EXERCISE REQUIREMENTS: From the entries provided below, copy each line that contains the word "behind".
+ + +
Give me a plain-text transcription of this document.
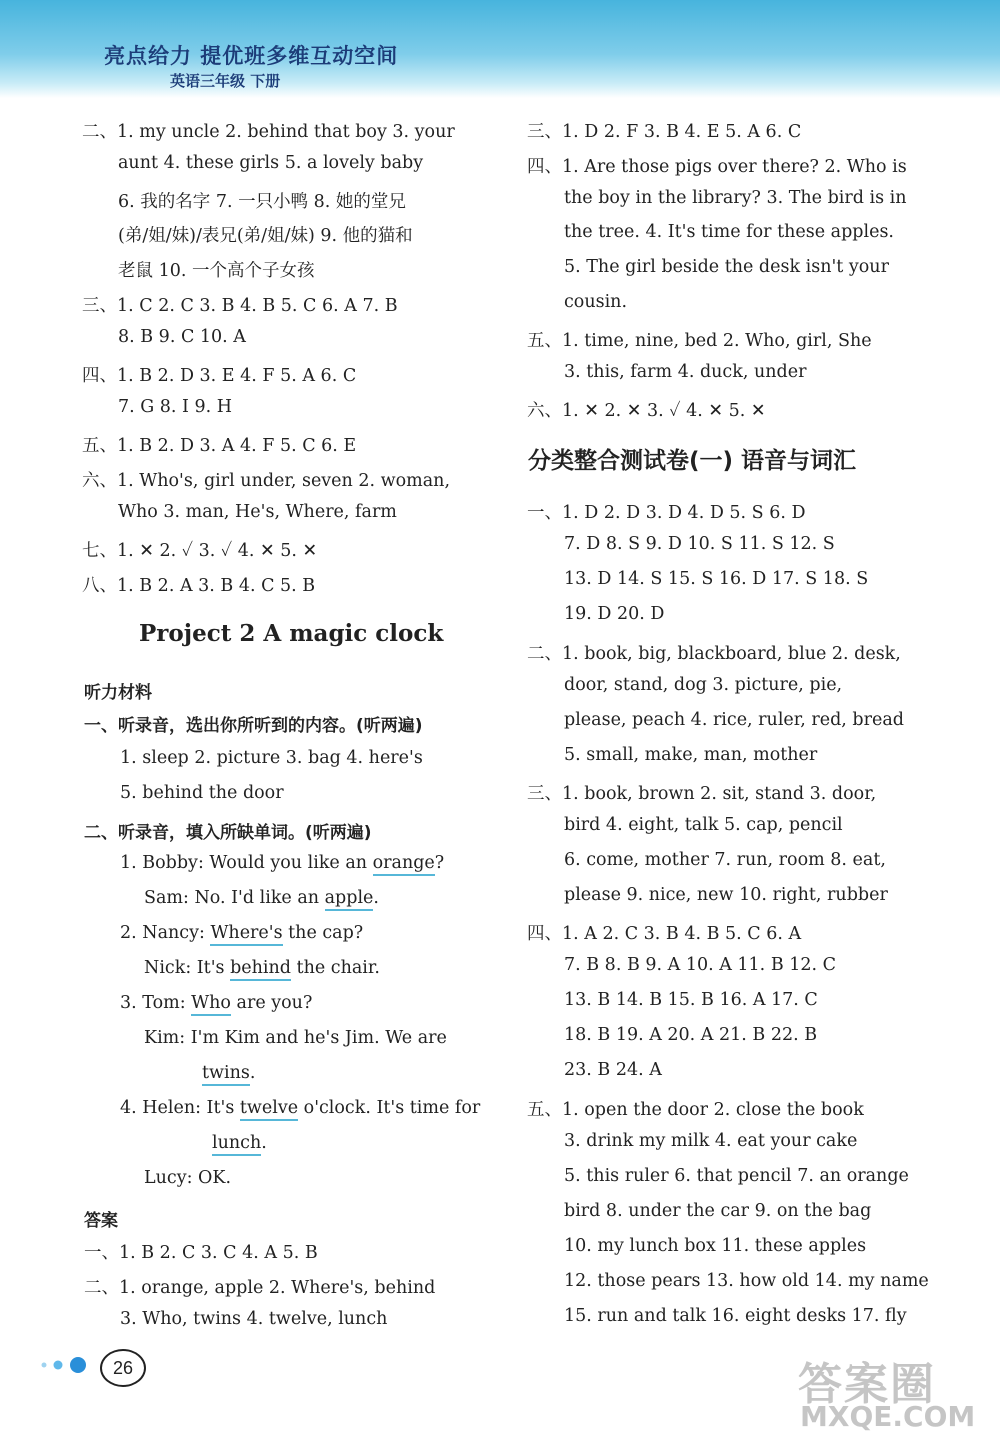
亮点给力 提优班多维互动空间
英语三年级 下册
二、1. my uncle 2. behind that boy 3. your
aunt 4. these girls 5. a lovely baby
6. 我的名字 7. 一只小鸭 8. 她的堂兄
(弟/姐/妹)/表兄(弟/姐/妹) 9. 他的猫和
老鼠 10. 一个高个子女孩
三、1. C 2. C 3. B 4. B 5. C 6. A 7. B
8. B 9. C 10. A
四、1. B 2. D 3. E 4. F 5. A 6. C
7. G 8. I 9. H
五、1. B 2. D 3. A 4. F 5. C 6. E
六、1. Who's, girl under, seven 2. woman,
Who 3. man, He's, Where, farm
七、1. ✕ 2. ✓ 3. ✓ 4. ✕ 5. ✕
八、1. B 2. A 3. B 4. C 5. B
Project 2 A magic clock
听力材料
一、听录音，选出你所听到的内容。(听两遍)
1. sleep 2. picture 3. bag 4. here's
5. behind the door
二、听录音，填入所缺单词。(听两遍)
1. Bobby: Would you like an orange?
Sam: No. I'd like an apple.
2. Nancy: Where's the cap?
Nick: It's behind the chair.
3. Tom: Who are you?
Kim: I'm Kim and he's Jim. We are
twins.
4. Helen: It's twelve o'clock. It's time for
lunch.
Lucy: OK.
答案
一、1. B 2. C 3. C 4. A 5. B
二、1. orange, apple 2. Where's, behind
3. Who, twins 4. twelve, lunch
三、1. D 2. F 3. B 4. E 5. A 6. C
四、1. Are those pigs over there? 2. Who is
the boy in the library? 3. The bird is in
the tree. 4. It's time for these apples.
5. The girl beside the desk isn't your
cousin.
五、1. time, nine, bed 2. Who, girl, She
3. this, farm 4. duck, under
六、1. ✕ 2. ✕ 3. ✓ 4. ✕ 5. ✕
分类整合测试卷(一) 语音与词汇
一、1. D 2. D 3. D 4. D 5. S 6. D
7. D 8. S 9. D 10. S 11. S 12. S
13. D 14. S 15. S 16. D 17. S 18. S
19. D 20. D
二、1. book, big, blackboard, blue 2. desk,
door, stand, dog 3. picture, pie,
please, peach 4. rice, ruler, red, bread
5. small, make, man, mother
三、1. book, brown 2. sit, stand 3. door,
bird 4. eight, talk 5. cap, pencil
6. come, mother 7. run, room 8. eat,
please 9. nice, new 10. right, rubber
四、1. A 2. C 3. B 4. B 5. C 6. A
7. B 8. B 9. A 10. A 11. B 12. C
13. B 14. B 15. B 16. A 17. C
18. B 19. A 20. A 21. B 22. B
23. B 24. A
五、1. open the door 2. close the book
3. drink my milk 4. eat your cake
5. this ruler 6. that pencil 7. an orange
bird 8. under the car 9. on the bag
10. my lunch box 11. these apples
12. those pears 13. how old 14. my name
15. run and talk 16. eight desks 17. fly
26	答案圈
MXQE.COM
+ + +
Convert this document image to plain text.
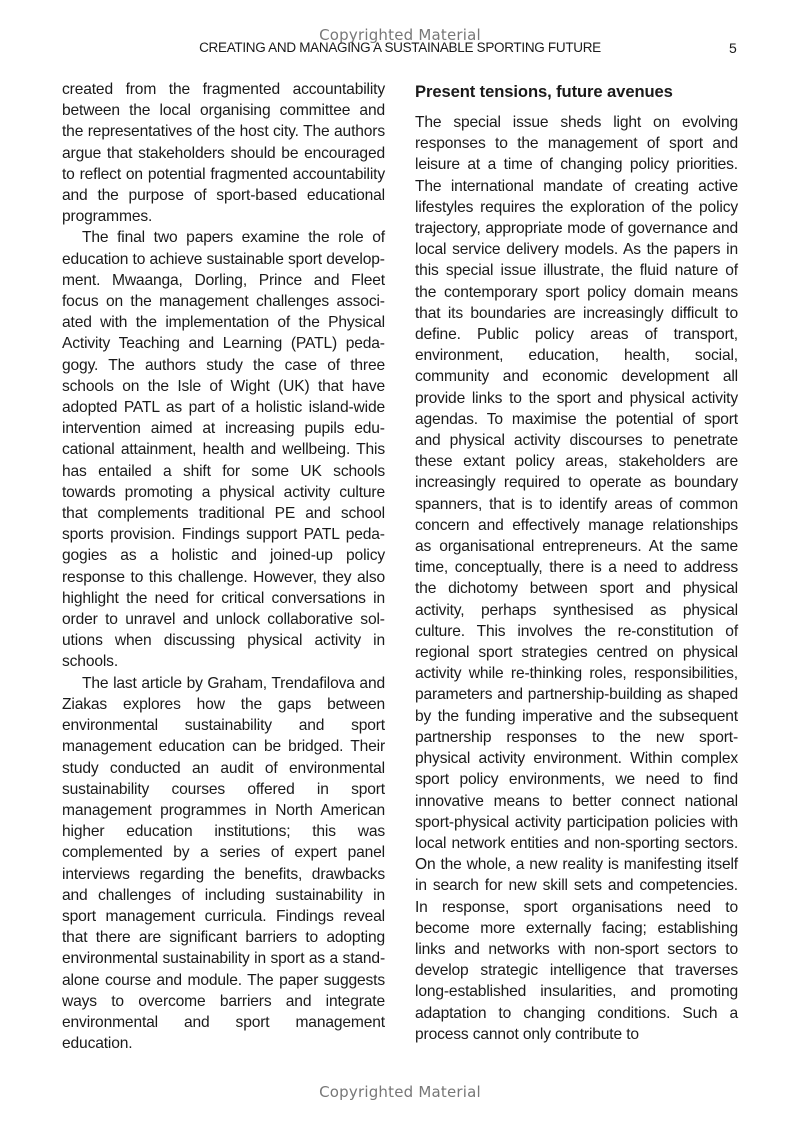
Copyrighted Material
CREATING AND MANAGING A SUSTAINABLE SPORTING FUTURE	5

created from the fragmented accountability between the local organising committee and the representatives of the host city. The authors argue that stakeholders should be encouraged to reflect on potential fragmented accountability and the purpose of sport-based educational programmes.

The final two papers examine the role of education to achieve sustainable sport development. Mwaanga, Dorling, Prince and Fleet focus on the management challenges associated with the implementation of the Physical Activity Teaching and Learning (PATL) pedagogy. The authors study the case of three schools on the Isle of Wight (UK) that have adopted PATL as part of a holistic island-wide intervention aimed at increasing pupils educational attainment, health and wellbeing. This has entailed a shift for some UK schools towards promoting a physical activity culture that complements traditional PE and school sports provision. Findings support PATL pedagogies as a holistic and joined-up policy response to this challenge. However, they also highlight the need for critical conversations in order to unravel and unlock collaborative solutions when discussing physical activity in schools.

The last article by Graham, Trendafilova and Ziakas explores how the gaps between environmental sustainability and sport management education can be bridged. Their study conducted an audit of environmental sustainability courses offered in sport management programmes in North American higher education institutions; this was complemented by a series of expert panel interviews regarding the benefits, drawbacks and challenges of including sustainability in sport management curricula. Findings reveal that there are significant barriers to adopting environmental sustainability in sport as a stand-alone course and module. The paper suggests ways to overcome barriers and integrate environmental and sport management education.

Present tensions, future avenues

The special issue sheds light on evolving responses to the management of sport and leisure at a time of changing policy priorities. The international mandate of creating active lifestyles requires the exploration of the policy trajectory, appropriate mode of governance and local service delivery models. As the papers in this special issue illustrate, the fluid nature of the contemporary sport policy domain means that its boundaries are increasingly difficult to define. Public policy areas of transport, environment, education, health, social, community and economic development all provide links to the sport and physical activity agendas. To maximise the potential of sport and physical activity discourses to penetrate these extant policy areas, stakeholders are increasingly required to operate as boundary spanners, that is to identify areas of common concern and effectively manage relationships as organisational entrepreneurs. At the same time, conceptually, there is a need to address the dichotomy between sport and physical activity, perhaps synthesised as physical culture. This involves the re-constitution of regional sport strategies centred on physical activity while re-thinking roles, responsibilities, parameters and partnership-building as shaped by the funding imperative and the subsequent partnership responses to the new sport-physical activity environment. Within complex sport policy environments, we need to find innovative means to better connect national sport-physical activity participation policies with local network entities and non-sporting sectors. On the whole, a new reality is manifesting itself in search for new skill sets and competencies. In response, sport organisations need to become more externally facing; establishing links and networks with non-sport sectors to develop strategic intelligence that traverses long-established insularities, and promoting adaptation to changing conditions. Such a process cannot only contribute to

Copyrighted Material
+ + +
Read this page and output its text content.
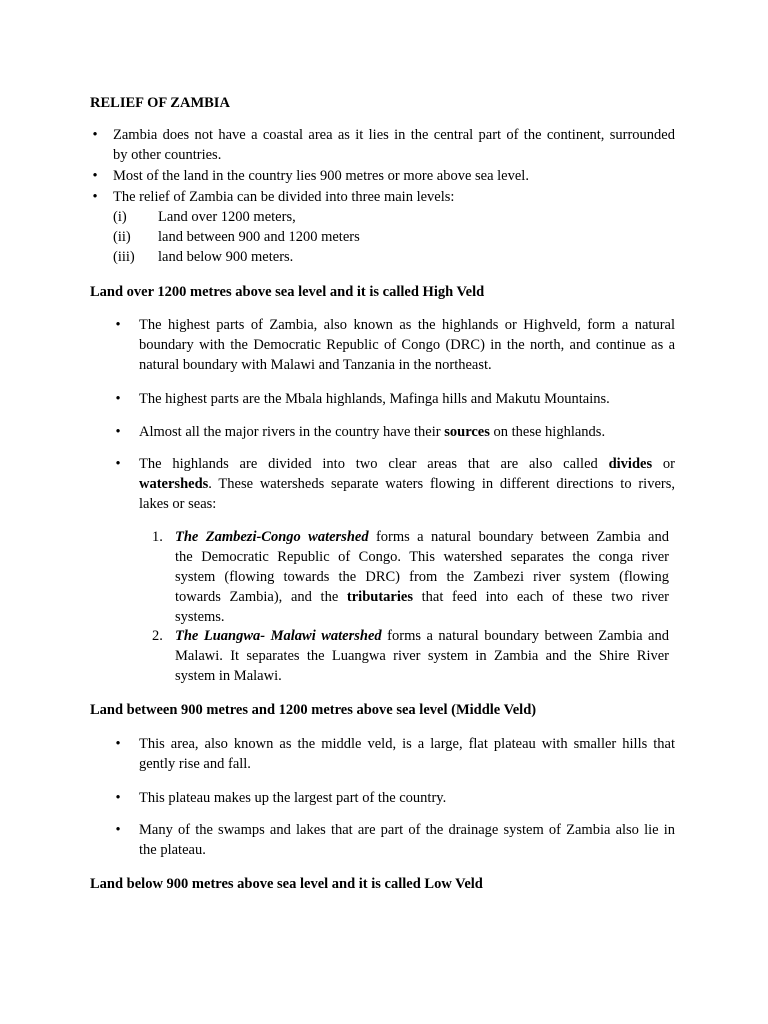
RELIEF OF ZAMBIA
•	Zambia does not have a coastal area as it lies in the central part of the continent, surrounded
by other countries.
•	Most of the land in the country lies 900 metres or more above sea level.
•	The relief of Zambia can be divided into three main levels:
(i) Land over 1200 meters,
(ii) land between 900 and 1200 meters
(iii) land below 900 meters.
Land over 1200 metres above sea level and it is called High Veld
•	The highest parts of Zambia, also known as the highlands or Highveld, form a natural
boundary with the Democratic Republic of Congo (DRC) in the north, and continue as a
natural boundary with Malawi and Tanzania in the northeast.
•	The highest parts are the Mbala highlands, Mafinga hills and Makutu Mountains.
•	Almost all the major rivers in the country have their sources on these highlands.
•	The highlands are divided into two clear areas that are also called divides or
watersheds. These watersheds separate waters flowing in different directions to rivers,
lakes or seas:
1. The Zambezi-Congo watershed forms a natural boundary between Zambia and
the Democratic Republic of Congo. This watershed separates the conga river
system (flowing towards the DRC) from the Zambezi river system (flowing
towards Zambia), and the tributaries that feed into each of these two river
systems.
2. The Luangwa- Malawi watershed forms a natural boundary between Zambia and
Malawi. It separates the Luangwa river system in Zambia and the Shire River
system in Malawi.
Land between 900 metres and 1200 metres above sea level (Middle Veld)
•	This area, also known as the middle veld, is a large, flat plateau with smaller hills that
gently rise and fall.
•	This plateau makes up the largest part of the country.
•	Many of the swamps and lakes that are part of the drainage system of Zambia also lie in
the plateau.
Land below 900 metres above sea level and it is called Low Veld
+ + +
SOLVED EXERCISE:
二、1. my uncle 2. behind that boy 3. your
5. behind the door
Nick: It's behind the chair.
二、1. orange, apple 2. Where's, behind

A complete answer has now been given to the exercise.